• _Data items_
(begin)
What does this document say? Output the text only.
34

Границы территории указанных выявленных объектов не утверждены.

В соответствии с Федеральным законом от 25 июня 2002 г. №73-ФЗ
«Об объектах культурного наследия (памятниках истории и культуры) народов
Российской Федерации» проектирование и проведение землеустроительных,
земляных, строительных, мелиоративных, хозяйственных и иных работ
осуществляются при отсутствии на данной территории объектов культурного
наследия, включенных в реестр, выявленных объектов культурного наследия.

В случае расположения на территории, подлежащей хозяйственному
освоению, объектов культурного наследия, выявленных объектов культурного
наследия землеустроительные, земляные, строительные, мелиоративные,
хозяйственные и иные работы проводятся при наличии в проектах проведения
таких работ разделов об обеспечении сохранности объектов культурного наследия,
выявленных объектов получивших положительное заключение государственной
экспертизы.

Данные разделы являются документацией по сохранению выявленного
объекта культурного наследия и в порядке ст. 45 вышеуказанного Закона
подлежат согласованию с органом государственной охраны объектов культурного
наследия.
(end)
• _WHAT TO PRODUCE_
Where a line above holds the string "территории", show that line.

• _TASK SOLUTION_
Границы территории указанных выявленных объектов не утверждены.
осуществляются при отсутствии на данной территории объектов культурного
В случае расположения на территории, подлежащей хозяйственному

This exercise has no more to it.